Figure record listings
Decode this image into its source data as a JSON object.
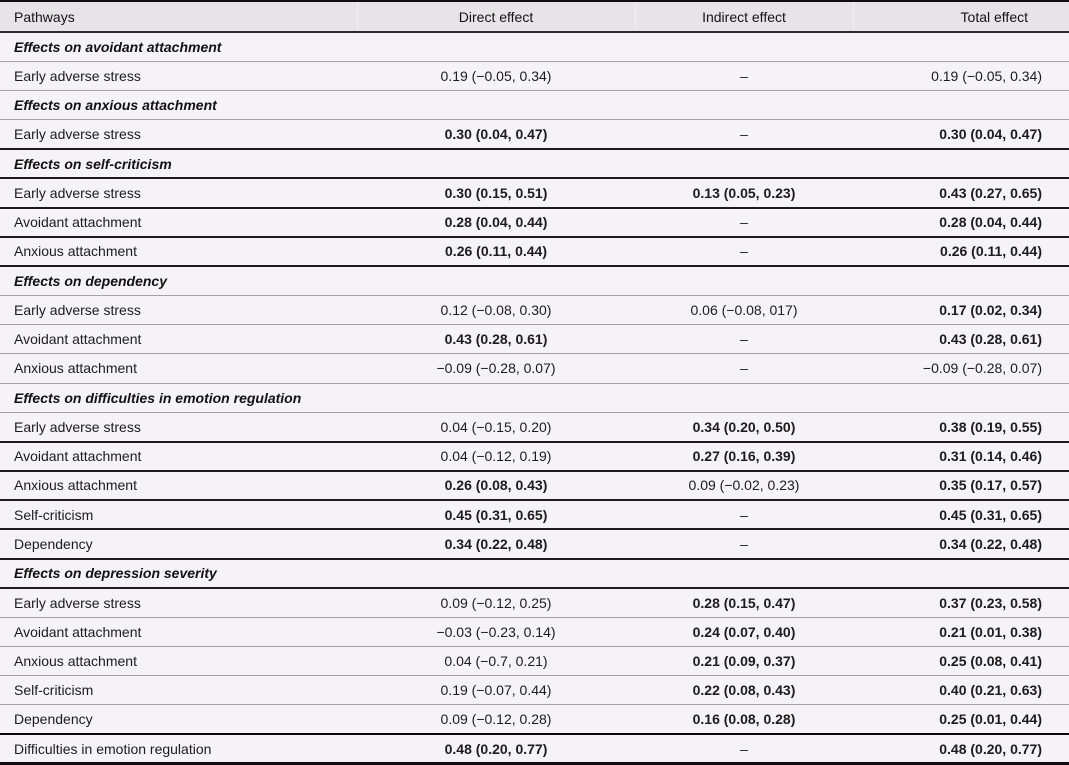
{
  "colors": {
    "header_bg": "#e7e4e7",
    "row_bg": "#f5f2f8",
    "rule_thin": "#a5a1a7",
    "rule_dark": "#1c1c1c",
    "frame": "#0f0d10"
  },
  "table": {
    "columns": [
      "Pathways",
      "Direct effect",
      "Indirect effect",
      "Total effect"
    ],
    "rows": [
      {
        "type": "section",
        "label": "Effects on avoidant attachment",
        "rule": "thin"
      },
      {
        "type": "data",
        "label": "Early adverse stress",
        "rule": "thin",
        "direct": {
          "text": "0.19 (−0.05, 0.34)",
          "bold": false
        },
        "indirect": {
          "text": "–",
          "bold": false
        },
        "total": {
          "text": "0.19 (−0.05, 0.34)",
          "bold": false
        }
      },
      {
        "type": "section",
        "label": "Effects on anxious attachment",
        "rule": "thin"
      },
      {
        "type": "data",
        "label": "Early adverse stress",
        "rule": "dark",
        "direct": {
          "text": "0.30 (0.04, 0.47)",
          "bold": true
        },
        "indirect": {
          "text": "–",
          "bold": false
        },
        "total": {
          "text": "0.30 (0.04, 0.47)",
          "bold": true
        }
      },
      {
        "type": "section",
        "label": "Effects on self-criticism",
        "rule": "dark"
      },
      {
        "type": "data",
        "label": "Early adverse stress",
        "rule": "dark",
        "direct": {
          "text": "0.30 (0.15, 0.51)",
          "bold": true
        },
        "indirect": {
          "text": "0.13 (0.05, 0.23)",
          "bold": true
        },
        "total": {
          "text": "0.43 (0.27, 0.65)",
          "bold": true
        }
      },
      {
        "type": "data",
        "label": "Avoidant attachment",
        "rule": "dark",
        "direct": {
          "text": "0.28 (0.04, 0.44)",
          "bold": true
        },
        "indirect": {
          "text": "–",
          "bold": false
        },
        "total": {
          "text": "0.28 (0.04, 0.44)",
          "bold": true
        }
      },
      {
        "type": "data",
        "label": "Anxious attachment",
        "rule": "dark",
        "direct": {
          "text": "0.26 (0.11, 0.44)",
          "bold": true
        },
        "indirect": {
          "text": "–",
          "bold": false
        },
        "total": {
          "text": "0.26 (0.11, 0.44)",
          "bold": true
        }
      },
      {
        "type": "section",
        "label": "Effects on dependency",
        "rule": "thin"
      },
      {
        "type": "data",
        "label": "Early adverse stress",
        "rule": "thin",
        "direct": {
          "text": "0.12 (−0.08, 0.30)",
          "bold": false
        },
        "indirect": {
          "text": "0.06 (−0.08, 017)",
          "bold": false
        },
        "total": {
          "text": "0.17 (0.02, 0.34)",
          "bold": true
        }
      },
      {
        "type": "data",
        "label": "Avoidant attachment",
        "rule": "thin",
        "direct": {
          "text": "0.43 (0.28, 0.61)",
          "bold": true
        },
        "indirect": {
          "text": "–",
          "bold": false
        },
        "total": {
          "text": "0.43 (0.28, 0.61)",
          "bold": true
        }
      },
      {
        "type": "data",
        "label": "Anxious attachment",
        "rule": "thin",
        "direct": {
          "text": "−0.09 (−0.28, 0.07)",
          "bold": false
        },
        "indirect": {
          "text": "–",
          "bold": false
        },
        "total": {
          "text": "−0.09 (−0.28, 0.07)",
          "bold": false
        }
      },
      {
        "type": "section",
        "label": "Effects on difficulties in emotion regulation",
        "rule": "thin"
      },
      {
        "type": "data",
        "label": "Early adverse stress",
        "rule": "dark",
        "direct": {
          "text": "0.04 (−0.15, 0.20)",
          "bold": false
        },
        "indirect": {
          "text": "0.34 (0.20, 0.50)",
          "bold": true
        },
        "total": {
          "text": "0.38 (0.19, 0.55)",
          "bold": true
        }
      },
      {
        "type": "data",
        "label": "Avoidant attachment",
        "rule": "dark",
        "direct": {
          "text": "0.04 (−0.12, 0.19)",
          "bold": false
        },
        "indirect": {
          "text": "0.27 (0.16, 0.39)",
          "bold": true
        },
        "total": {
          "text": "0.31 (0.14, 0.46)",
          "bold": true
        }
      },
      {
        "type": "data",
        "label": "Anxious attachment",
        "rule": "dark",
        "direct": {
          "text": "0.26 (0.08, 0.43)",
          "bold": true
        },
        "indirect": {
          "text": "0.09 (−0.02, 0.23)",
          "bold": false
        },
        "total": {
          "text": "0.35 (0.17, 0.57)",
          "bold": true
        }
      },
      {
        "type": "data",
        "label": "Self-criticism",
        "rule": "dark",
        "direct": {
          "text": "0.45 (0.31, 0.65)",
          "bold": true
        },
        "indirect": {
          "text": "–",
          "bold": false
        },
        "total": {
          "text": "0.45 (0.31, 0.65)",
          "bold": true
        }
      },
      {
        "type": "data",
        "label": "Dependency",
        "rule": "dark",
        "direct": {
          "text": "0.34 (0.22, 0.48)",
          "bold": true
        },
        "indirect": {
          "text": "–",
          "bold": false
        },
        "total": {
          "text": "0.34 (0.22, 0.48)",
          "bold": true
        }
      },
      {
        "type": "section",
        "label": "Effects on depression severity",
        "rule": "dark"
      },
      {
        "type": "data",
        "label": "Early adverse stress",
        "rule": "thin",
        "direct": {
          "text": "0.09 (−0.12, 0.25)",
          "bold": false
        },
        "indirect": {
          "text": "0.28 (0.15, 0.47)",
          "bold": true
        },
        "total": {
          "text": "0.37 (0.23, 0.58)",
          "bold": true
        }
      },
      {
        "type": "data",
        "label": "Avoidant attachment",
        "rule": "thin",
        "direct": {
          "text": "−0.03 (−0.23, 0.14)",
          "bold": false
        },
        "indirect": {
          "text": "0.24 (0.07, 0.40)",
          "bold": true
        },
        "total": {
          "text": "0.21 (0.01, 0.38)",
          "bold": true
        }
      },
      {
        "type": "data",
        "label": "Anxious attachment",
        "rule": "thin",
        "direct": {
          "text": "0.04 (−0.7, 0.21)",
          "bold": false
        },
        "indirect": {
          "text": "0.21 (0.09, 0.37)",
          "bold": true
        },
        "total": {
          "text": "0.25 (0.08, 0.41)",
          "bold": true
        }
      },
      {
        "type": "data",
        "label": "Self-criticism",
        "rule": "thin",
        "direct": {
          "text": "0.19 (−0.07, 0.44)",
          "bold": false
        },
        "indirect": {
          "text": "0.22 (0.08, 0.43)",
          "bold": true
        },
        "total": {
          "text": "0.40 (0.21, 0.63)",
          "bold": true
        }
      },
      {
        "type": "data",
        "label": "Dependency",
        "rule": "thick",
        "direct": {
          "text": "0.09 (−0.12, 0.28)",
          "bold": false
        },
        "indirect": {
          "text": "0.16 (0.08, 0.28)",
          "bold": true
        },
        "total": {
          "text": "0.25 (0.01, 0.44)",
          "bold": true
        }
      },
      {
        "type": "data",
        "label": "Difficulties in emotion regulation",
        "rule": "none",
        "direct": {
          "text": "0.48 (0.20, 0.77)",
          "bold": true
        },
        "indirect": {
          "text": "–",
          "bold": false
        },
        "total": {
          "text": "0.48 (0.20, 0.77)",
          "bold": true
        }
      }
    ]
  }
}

§ **INSTRUCTIONS FOR THE TASK**:
Extract from the data every line where "Effects" shows up.

§ **SOLUTION TO THIS EXERCISE**:
        "label": "Effects on avoidant attachment",
        "label": "Effects on anxious attachment",
        "label": "Effects on self-criticism",
        "label": "Effects on dependency",
        "label": "Effects on difficulties in emotion regulation",
        "label": "Effects on depression severity",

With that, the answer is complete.